● **EXERCISE GOAL**:
How many lines hold the string "trik"? Give only the number.

● **Records**:

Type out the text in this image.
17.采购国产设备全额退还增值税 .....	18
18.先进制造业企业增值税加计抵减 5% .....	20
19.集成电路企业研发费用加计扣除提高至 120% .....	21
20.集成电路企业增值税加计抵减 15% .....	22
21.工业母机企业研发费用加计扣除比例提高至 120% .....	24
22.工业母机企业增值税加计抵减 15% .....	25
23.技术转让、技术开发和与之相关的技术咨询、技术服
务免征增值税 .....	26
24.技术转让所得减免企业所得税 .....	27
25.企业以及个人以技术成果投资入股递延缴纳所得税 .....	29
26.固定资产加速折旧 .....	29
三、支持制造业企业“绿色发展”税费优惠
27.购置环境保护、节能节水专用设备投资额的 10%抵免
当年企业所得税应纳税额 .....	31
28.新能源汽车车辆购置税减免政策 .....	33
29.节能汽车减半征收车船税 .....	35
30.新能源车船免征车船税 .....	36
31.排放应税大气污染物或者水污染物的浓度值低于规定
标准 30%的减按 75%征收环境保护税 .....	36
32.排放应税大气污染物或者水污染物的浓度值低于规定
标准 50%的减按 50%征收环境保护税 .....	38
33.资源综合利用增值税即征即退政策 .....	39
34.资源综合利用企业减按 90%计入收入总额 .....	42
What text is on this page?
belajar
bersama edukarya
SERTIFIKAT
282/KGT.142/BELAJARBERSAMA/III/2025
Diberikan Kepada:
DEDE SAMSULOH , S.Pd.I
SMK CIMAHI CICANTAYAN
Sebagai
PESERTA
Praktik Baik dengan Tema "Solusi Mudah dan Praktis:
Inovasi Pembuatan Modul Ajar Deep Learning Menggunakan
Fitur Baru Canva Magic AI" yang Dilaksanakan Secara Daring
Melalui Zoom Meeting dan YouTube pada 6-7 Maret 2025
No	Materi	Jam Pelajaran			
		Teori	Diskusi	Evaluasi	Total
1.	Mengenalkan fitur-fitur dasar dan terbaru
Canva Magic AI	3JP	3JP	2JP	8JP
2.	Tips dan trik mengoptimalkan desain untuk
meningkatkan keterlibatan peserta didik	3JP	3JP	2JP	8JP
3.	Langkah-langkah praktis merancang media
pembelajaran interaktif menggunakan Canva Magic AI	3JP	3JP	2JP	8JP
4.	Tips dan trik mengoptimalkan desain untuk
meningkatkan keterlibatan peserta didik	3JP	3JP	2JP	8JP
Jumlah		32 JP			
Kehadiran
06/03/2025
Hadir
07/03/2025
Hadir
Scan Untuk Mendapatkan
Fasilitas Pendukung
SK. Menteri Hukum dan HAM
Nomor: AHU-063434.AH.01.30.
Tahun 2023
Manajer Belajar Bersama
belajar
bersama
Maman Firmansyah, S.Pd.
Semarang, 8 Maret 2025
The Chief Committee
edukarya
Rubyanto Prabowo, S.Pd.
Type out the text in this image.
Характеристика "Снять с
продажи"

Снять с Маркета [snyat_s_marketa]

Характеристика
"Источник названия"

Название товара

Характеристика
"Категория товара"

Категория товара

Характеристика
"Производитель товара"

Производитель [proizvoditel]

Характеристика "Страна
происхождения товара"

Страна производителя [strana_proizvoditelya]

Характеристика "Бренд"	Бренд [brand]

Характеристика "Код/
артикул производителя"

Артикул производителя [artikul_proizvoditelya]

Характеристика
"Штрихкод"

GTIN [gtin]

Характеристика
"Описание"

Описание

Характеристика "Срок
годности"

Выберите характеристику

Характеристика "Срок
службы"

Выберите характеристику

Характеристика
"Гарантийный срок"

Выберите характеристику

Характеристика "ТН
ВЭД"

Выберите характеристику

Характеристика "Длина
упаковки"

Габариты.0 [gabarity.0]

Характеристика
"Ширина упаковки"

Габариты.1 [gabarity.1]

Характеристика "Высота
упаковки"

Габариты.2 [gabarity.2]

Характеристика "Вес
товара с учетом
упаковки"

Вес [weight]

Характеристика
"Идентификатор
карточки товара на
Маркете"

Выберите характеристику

● **THE COMPLETED TASK**:
2